Your goal →
Transcribe verbatim the stretch of the data below from the line containing "Patent image size: (957, 478)." through the line containing "The pin 40 is at (463, 243).", both lines included.

[Lines of data]
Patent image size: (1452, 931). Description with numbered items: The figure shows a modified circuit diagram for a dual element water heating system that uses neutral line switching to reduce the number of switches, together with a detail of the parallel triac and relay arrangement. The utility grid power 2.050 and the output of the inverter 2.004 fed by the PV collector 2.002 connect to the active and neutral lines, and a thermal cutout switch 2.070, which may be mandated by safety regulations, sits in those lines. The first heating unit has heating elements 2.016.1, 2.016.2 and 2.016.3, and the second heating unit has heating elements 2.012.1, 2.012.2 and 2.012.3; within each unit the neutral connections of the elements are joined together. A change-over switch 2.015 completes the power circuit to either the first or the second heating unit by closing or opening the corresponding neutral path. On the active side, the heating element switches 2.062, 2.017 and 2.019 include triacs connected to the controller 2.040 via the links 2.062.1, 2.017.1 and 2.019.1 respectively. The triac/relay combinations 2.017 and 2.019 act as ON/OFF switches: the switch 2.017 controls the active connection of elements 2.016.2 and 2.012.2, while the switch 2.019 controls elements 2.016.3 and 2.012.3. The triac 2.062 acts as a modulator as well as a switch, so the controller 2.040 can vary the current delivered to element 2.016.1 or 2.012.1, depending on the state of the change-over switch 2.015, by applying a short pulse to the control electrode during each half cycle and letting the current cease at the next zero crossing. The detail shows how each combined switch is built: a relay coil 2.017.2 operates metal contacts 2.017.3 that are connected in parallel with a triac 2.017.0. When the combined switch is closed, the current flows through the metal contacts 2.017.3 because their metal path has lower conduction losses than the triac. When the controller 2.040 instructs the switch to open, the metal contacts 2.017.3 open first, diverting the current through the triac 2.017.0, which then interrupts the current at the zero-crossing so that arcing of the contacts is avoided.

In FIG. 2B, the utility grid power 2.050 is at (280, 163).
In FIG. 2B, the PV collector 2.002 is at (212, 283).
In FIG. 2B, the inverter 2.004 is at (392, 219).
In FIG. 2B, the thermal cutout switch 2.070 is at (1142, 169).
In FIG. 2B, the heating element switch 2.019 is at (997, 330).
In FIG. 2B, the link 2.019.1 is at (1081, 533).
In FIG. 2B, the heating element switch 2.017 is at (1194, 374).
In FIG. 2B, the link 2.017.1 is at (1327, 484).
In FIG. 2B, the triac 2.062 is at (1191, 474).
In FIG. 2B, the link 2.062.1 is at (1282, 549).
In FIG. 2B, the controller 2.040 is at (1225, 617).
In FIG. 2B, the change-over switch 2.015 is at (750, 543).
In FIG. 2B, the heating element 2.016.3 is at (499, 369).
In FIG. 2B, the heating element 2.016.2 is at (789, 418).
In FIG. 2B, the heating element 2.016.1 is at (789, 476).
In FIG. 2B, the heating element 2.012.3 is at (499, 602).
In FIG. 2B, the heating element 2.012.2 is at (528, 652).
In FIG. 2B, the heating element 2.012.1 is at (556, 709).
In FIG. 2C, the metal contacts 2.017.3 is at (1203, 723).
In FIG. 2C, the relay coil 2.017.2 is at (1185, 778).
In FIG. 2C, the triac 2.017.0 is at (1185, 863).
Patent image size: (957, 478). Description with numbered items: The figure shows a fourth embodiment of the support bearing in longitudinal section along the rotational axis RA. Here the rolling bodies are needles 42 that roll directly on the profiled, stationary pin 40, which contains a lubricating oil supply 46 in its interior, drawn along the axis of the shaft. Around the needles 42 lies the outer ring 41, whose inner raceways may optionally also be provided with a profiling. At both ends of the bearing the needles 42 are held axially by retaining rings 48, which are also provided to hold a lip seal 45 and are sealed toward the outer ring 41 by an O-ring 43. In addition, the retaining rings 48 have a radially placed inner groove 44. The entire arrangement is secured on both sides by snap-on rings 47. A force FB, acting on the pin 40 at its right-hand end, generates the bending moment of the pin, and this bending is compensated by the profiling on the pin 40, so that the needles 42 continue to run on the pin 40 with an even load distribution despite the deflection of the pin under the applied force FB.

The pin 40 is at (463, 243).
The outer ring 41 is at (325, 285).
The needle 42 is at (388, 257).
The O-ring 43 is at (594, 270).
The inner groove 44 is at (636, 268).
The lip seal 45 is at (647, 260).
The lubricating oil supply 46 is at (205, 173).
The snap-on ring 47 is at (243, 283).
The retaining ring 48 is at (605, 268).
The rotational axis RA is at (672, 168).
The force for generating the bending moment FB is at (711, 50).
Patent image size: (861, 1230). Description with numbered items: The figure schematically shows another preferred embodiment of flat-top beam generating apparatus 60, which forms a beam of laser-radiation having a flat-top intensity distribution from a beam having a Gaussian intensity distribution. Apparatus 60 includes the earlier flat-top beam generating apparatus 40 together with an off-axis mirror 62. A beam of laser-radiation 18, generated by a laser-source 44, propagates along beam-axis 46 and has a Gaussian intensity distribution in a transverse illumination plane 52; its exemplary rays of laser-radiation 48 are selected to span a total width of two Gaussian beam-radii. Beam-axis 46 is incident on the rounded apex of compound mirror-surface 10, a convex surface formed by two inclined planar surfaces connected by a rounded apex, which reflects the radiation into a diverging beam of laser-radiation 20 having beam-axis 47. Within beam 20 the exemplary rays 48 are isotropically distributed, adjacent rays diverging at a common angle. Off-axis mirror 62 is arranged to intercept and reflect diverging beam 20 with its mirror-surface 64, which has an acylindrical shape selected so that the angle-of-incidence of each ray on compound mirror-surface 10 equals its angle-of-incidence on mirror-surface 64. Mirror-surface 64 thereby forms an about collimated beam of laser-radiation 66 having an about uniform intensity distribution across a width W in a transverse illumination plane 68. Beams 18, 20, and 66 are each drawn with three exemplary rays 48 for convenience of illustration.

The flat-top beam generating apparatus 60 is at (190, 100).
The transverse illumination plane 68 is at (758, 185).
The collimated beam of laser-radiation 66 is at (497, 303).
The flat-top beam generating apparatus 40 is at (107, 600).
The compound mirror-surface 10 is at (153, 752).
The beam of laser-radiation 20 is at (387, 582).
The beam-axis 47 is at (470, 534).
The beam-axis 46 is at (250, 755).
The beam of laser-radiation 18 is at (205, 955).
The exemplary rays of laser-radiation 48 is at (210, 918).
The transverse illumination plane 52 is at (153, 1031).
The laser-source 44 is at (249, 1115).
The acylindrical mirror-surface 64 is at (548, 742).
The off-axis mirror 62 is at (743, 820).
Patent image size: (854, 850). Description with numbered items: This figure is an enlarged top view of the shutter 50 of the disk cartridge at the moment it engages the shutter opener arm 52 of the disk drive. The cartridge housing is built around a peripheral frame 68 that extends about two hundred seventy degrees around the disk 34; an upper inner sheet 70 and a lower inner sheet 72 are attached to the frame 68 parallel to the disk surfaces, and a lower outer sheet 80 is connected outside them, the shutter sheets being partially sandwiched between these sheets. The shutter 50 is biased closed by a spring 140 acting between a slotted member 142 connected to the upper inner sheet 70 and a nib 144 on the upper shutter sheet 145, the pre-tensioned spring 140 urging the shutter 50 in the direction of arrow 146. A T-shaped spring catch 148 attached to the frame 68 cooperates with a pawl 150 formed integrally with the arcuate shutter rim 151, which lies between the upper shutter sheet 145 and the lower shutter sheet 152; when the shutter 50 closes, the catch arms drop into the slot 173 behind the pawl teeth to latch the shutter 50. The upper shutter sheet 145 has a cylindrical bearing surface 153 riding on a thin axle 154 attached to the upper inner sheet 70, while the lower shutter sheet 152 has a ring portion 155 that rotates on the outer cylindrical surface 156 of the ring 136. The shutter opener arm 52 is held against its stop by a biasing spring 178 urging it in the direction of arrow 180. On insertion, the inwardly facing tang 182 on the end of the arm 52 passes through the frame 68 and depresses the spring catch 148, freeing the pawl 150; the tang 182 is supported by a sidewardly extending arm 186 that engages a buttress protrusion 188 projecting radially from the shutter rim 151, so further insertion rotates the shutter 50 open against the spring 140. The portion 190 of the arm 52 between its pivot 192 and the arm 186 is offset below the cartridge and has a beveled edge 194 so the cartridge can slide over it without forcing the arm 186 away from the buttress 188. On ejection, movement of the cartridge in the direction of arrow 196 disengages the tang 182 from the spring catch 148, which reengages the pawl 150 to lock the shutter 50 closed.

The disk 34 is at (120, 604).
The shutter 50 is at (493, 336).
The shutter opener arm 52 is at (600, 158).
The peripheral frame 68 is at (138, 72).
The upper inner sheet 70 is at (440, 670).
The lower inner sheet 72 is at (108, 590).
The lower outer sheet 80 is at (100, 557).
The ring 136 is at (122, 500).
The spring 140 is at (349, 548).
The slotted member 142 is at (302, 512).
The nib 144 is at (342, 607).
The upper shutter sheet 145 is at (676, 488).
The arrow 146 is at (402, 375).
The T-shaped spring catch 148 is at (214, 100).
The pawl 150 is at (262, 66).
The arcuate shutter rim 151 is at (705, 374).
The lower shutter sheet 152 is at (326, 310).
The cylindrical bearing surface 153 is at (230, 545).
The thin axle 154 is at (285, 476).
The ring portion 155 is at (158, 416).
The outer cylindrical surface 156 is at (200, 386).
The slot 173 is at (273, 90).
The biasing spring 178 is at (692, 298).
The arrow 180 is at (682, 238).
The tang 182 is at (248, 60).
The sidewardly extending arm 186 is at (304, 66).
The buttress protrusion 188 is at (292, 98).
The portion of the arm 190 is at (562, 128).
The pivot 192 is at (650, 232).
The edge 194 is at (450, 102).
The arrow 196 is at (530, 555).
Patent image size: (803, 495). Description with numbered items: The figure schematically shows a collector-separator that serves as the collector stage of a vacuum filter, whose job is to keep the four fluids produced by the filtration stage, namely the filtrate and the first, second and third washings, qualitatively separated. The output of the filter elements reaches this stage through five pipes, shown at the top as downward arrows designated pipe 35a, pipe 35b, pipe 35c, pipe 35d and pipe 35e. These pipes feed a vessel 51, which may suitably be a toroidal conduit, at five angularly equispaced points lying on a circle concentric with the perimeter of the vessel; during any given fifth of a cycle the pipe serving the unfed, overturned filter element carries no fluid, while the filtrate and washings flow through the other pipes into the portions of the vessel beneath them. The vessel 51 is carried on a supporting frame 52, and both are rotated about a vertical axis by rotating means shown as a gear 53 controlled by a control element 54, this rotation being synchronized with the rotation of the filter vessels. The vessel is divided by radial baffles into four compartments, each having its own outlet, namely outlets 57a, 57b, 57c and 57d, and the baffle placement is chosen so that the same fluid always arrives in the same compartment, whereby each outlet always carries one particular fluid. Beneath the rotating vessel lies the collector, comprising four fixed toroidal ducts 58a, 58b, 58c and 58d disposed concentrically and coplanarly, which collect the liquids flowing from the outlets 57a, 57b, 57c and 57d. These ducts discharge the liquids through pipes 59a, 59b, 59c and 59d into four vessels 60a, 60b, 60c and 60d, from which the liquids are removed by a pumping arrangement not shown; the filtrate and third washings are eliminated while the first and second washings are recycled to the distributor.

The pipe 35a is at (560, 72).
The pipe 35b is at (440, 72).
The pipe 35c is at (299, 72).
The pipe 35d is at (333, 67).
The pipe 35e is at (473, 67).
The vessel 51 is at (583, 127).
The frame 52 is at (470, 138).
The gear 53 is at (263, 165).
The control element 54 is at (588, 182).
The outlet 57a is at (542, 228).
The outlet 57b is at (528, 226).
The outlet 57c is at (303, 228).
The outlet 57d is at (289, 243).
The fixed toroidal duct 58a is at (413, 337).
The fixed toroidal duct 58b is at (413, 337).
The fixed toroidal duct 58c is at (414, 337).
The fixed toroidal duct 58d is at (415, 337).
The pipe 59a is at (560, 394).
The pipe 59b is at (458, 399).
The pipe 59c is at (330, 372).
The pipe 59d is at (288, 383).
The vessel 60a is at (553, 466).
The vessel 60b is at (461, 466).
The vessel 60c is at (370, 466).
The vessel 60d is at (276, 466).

Output for this exercise →
Patent image size: (957, 478). Description with numbered items: The figure shows a fourth embodiment of the support bearing in longitudinal section along the rotational axis RA. Here the rolling bodies are needles 42 that roll directly on the profiled, stationary pin 40, which contains a lubricating oil supply 46 in its interior, drawn along the axis of the shaft. Around the needles 42 lies the outer ring 41, whose inner raceways may optionally also be provided with a profiling. At both ends of the bearing the needles 42 are held axially by retaining rings 48, which are also provided to hold a lip seal 45 and are sealed toward the outer ring 41 by an O-ring 43. In addition, the retaining rings 48 have a radially placed inner groove 44. The entire arrangement is secured on both sides by snap-on rings 47. A force FB, acting on the pin 40 at its right-hand end, generates the bending moment of the pin, and this bending is compensated by the profiling on the pin 40, so that the needles 42 continue to run on the pin 40 with an even load distribution despite the deflection of the pin under the applied force FB.

The pin 40 is at (463, 243).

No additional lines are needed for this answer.